• **Task instructions**: Gather every line that includes the word "What", please.

• **Records for processing**:
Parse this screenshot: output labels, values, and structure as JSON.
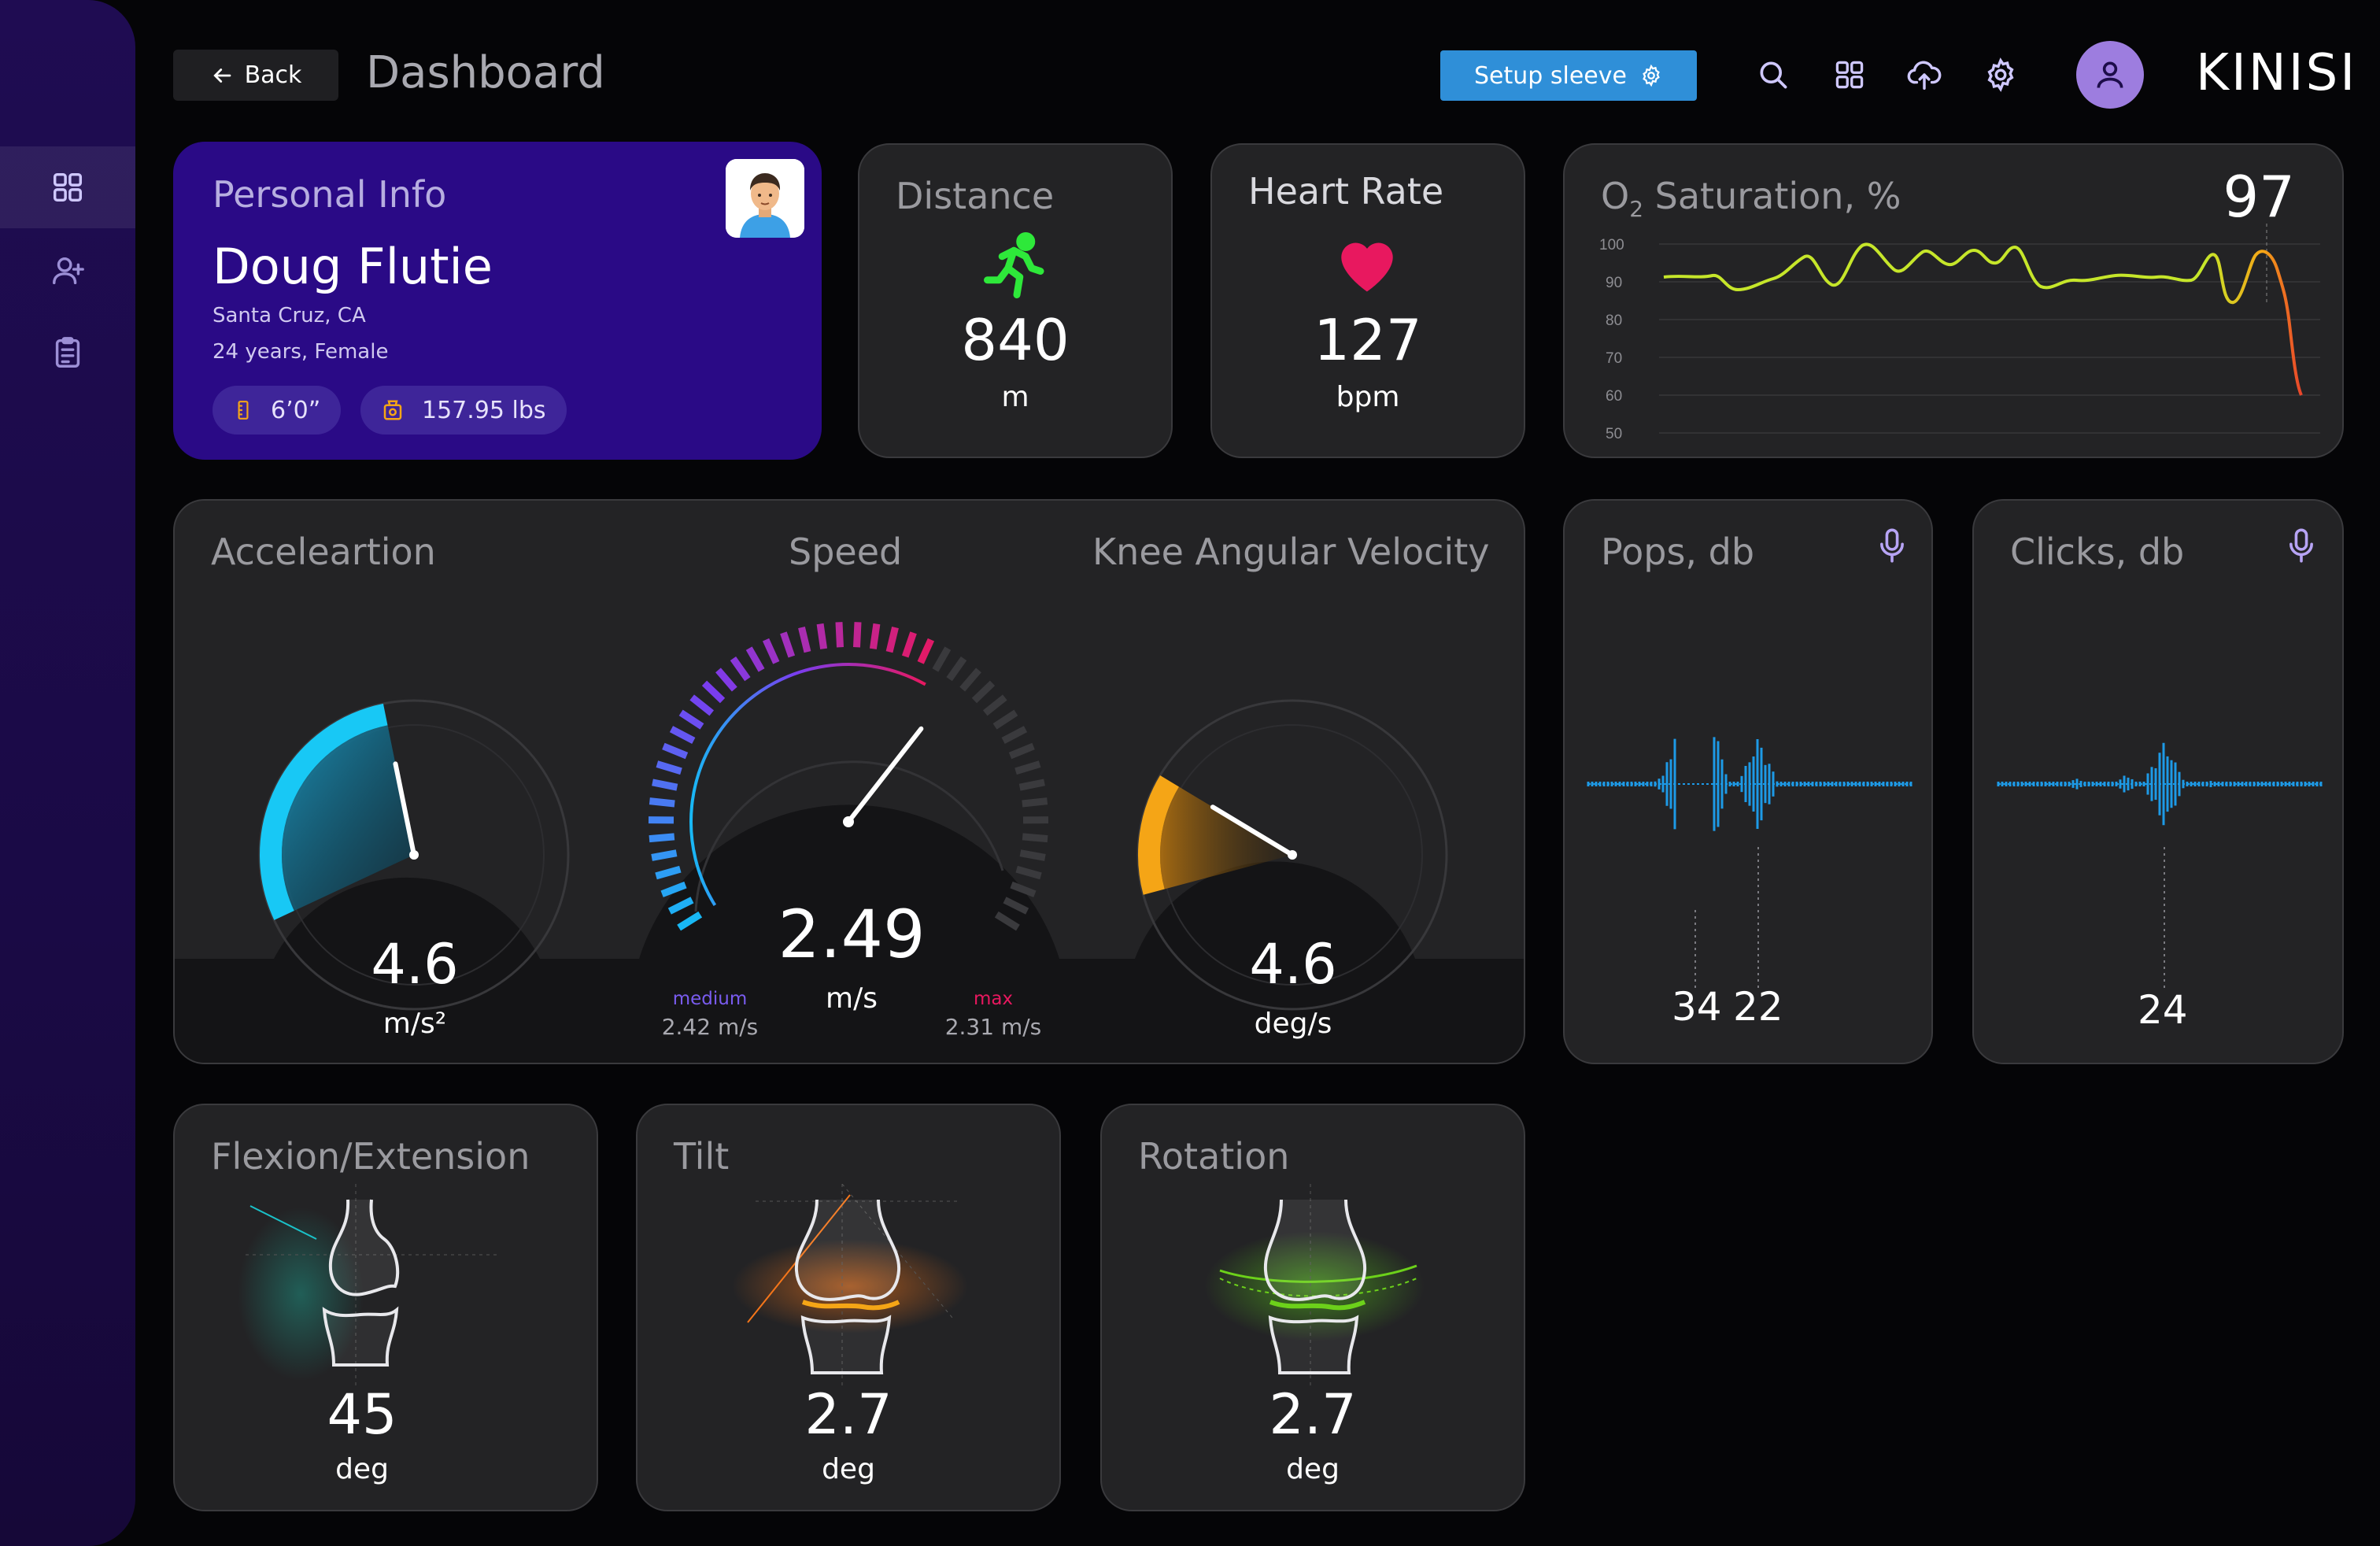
{
  "header": {
    "back_label": "Back",
    "page_title": "Dashboard",
    "setup_label": "Setup sleeve",
    "logo": "KINISI"
  },
  "sidebar": {
    "items": [
      {
        "icon": "grid-icon",
        "active": true
      },
      {
        "icon": "add-user-icon",
        "active": false
      },
      {
        "icon": "clipboard-icon",
        "active": false
      }
    ]
  },
  "personal": {
    "title": "Personal Info",
    "name": "Doug Flutie",
    "location": "Santa Cruz, CA",
    "age_sex": "24 years, Female",
    "height": "6’0”",
    "weight": "157.95 lbs"
  },
  "distance": {
    "title": "Distance",
    "value": "840",
    "unit": "m"
  },
  "heart_rate": {
    "title": "Heart Rate",
    "value": "127",
    "unit": "bpm"
  },
  "o2": {
    "title_pre": "O",
    "title_sub": "2",
    "title_post": " Saturation, %",
    "value": "97",
    "ticks": [
      "100",
      "90",
      "80",
      "70",
      "60",
      "50"
    ]
  },
  "motion": {
    "acceleration": {
      "title": "Acceleartion",
      "value": "4.6",
      "unit": "m/s²",
      "level": 0.45
    },
    "speed": {
      "title": "Speed",
      "value": "2.49",
      "unit": "m/s",
      "medium_label": "medium",
      "medium_value": "2.42 m/s",
      "max_label": "max",
      "max_value": "2.31 m/s",
      "level": 0.62
    },
    "knee": {
      "title": "Knee Angular Velocity",
      "value": "4.6",
      "unit": "deg/s",
      "level": 0.2
    }
  },
  "pops": {
    "title": "Pops, db",
    "values": [
      "34",
      "22"
    ]
  },
  "clicks": {
    "title": "Clicks, db",
    "values": [
      "24"
    ]
  },
  "joints": {
    "flexion": {
      "title": "Flexion/Extension",
      "value": "45",
      "unit": "deg"
    },
    "tilt": {
      "title": "Tilt",
      "value": "2.7",
      "unit": "deg"
    },
    "rotation": {
      "title": "Rotation",
      "value": "2.7",
      "unit": "deg"
    }
  },
  "colors": {
    "accent_purple": "#2a0a86",
    "accel_cyan": "#18c8f5",
    "knee_orange": "#f5a516",
    "heart_pink": "#e8185f",
    "run_green": "#2ee83a"
  }
}
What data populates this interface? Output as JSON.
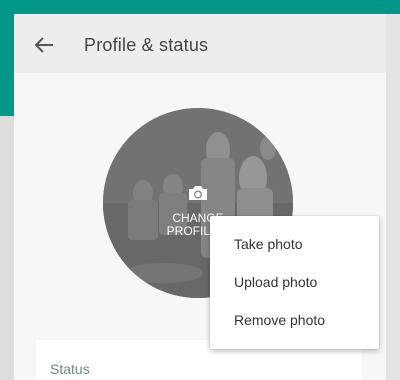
{
  "header": {
    "title": "Profile & status",
    "back_icon": "arrow-left-icon"
  },
  "avatar": {
    "camera_icon": "camera-icon",
    "change_label_line1": "Change",
    "change_label_line2": "Profile P"
  },
  "status": {
    "label": "Status"
  },
  "menu": {
    "items": [
      {
        "label": "Take photo"
      },
      {
        "label": "Upload photo"
      },
      {
        "label": "Remove photo"
      }
    ]
  },
  "colors": {
    "accent": "#009688",
    "header_bg": "#ededed",
    "page_bg": "#f7f7f7"
  }
}
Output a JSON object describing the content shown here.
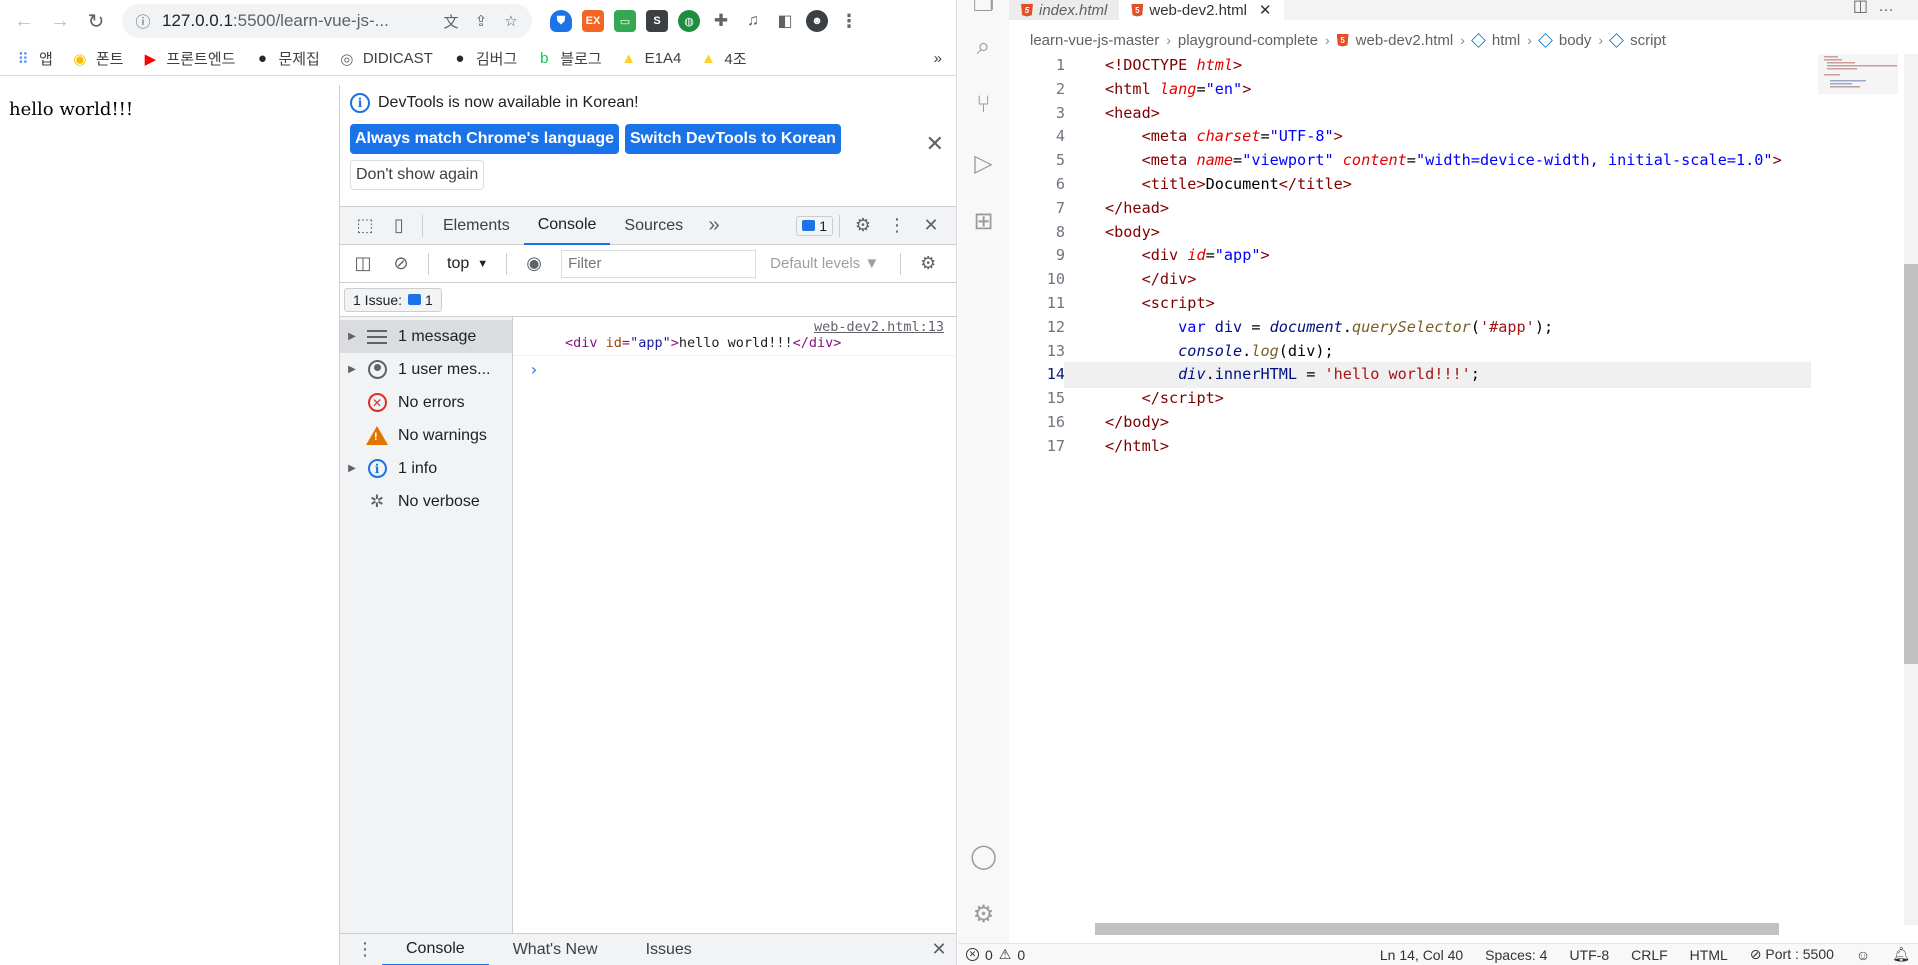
{
  "chrome": {
    "url_host": "127.0.0.1",
    "url_path": ":5500/learn-vue-js-...",
    "bookmarks": [
      {
        "label": "앱",
        "icon": "apps-grid-icon",
        "color": "#4285f4"
      },
      {
        "label": "폰트",
        "icon": "duck-icon",
        "color": "#fbbc04"
      },
      {
        "label": "프론트엔드",
        "icon": "youtube-icon",
        "color": "#ff0000"
      },
      {
        "label": "문제집",
        "icon": "github-icon",
        "color": "#24292f"
      },
      {
        "label": "DIDICAST",
        "icon": "globe-icon",
        "color": "#5f6368"
      },
      {
        "label": "김버그",
        "icon": "github-icon",
        "color": "#24292f"
      },
      {
        "label": "블로그",
        "icon": "blog-icon",
        "color": "#03c75a"
      },
      {
        "label": "E1A4",
        "icon": "miro-icon",
        "color": "#ffd02f"
      },
      {
        "label": "4조",
        "icon": "miro-icon",
        "color": "#ffd02f"
      }
    ],
    "more_bookmarks": "»"
  },
  "page": {
    "text": "hello world!!!"
  },
  "devtools": {
    "infobar": {
      "message": "DevTools is now available in Korean!",
      "btn_match": "Always match Chrome's language",
      "btn_switch": "Switch DevTools to Korean",
      "btn_dismiss": "Don't show again"
    },
    "tabs": [
      "Elements",
      "Console",
      "Sources"
    ],
    "more_tabs": "»",
    "issue_badge_count": "1",
    "context": "top",
    "filter_placeholder": "Filter",
    "levels": "Default levels",
    "issues_label": "1 Issue:",
    "issues_count": "1",
    "sidebar": [
      {
        "label": "1 message",
        "expandable": true
      },
      {
        "label": "1 user mes...",
        "expandable": true
      },
      {
        "label": "No errors",
        "expandable": false
      },
      {
        "label": "No warnings",
        "expandable": false
      },
      {
        "label": "1 info",
        "expandable": true
      },
      {
        "label": "No verbose",
        "expandable": false
      }
    ],
    "log": {
      "source": "web-dev2.html:13",
      "tag_open": "<div",
      "attr_name": "id",
      "attr_value": "\"app\"",
      "content": "hello world!!!",
      "tag_close": "</div>"
    },
    "drawer_tabs": [
      "Console",
      "What's New",
      "Issues"
    ]
  },
  "vscode": {
    "tabs": [
      {
        "label": "index.html",
        "active": false
      },
      {
        "label": "web-dev2.html",
        "active": true
      }
    ],
    "breadcrumb": [
      "learn-vue-js-master",
      "playground-complete",
      "web-dev2.html",
      "html",
      "body",
      "script"
    ],
    "current_line": 14,
    "status": {
      "errors": "0",
      "warnings": "0",
      "position": "Ln 14, Col 40",
      "spaces": "Spaces: 4",
      "encoding": "UTF-8",
      "eol": "CRLF",
      "language": "HTML",
      "port": "Port : 5500"
    }
  }
}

• **Written solution**:
What data populates this interface? Output as JSON.
      "What's New",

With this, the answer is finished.